Short exercise A -
Could you reproduce the passage on binge-watching television word for word, starting at "If NYPD Blue" and ending at "over 86 episodes."?
Short exercise B -
Can you pick up the piece on binge-watching television after its final sentence and keep writing?

Document segment -
◆ ◆ ◆

The most obvious alteration is to our experience of TV temporality. Of course, you could still dump yourself in the path of the old "sludge channels", as James sometimes does, but that experience – which had its rigours and pleasures – is now reserved for bad pubs and worse waiting rooms. Instead we submit via DVD, Netflix, Amazon et al to the repetition-with-difference of a baggy but contained series – possibly for the umpteenth time. It used to be said that soap operas were the modern equivalent of serial novels in the 19th century, but it was never an accurate comparison, because you couldn't return to Peyton Place over breakfast nor gather all the parts and take to your bed for the weekend. "Surely three episodes was the maximum possible": so James thought as he began to binge-watch. Now he and Lucinda get through four or five episodes each Saturday.

If NYPD Blue was James's gateway to the druggy slow time of the binge-watcher's schedule, it was The Sopranos that convinced him something new was happening in post-millennial American television. "The Sopranos is so capacious that it can sabotage itself and still keep your devotion." It's an obvious point but an essential one: a long-running drama allows for levels of drift and inconsistency that would be ruinous in a film, even a long one like The Godfather: "Don Corleone is all of a piece: we aren't asked to imagine him in mental trouble." Tony Soprano, on the other hand, is nothing but emotional vexation, spread over 86 episodes.

As James points out, the most debased writing for television still has to wrestle with the problem of character: "Even the people who once made the final, foundering episodes of The Love Boat had to reach into the depths of their well of feeling."

One of the ways television drama has recently expanded is by hanging on an already complex main character – Don Draper in Mad Men, Piper Chapman in Orange is the New Black – a wealth of "minor" character studies that would be impossible without team-writing methods borrowed from comedy. Aaron Sorkin's The West Wing now looks like the last brave stand of auteur TV: a glittering ensemble held together by a single writer's stylistic imprimatur, everybody stalking the White House halls and spitting witticisms like La Rochefoucauld.

Early in Play All James recalls that recurring discussions with his daughter about "the magnificence of Andy Sipowicz" in NYPD Blue seemed to suggest a new type of television criticism. Writing in a preface to his collected Observer columns in 1990, James said: "The secret of knowing what you think is to admit what you feel."

◆ ◆ ◆

Data extract -
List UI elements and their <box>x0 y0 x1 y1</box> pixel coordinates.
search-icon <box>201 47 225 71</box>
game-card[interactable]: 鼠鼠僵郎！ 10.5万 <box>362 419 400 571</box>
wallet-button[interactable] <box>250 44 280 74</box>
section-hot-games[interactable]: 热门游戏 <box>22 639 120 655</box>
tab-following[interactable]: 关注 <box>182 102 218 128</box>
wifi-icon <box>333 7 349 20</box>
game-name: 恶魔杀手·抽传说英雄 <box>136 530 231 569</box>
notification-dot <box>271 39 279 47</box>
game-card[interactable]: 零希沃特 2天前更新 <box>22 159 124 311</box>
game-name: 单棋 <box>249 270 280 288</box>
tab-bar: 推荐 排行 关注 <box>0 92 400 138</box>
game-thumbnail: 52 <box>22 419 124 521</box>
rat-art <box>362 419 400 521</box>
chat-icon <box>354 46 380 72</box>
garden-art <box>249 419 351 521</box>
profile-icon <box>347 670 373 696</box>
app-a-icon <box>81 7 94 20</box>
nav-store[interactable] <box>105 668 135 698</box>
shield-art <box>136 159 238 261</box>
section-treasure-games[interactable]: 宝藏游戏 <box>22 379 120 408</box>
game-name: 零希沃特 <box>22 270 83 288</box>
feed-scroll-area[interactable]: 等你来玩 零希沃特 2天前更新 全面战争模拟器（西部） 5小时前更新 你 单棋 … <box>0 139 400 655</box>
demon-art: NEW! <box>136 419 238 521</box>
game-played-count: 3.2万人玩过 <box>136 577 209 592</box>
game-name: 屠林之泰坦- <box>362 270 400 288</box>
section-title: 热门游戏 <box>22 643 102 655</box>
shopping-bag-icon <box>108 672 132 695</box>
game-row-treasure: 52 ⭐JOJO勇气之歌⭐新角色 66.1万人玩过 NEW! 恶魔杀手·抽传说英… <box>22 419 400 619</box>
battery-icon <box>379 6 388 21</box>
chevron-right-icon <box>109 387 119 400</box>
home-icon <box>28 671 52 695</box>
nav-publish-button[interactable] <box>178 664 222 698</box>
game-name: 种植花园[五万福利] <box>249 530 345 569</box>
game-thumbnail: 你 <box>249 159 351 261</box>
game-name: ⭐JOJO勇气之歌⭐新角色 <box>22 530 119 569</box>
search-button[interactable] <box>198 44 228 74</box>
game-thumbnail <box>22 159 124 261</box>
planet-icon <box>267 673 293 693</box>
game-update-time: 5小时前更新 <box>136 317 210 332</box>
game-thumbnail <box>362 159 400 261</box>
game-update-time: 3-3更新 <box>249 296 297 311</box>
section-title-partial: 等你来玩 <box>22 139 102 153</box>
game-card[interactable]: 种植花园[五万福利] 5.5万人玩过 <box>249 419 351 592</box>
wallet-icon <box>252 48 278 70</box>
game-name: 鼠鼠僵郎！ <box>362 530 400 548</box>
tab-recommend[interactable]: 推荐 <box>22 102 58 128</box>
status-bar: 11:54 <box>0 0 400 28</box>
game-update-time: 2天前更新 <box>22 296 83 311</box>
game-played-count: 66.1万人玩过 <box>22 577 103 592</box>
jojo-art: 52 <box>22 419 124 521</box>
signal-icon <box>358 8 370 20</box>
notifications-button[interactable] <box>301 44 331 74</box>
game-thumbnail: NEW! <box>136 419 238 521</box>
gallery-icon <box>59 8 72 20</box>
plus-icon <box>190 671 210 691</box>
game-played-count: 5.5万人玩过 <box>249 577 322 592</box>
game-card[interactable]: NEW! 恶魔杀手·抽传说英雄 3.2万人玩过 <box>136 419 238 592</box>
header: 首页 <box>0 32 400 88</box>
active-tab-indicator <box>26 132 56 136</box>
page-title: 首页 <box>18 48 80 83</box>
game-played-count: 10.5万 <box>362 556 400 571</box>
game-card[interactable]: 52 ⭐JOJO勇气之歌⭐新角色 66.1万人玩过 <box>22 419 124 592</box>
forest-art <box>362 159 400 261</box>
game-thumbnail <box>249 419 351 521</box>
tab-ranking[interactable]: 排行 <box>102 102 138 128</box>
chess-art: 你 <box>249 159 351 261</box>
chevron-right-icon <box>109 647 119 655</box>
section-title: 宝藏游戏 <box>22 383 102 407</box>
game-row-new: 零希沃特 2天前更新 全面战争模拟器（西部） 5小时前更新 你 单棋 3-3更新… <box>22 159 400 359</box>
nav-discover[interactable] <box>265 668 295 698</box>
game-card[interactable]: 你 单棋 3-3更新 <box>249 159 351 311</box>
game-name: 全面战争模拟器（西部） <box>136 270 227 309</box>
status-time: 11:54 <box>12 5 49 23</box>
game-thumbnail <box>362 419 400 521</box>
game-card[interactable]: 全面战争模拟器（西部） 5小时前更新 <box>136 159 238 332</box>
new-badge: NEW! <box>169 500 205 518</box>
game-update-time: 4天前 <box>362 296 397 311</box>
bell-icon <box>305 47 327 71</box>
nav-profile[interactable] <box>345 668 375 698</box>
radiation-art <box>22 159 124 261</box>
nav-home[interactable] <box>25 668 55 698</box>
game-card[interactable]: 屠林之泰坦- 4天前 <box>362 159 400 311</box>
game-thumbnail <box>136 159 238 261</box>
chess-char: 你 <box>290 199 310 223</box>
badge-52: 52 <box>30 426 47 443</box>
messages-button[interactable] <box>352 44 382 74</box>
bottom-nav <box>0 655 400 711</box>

◆ ◆ ◆

Right answer A -
If NYPD Blue was James's gateway to the druggy slow time of the binge-watcher's schedule, it was The Sopranos that convinced him something new was happening in post-millennial American television. "The Sopranos is so capacious that it can sabotage itself and still keep your devotion." It's an obvious point but an essential one: a long-running drama allows for levels of drift and inconsistency that would be ruinous in a film, even a long one like The Godfather: "Don Corleone is all of a piece: we aren't asked to imagine him in mental trouble." Tony Soprano, on the other hand, is nothing but emotional vexation, spread over 86 episodes.

Right answer B -
In his new book he claims he wanted to hang on to the sense of irresponsibility on those post-Sipowicz chats; he didn't want to find himself wondering "what would Theodor Adorno have said" about a box set of Veronica Mars. The obvious locus for this new critical voice is in the online proliferation of viewers' voices, whether obsessive, thoughtful or merely cranky. But James barely engages that threat to the traditional critic's ex cathedra clout.

There's a good deal of Jamesian wit in Play All – "The Wire was Waterworld with the water let out" – but I rather wish he had given us more of the on-the-fly fan's-eye view promised by his title, and perhaps a dash of Adorno too.

The chapters on specific shows are too often texturally thin (not enough eyebrow action) and conventional in their conclusions. Add to this an embarrassing but familiar habit of judging female characters and actors by their “comeliness”, and it all feels a touch too comfortably couch-bound.

It might have seemed arbitrary, but a book-length essay about just one of his favourite TV shows might have been more daring and engaging. I'm hoping his daughter is biding her time with a box set of Orange is the New Black, and that James, like his beloved Dante, "stays in the ditch to watch the ruined people, how they spend their time".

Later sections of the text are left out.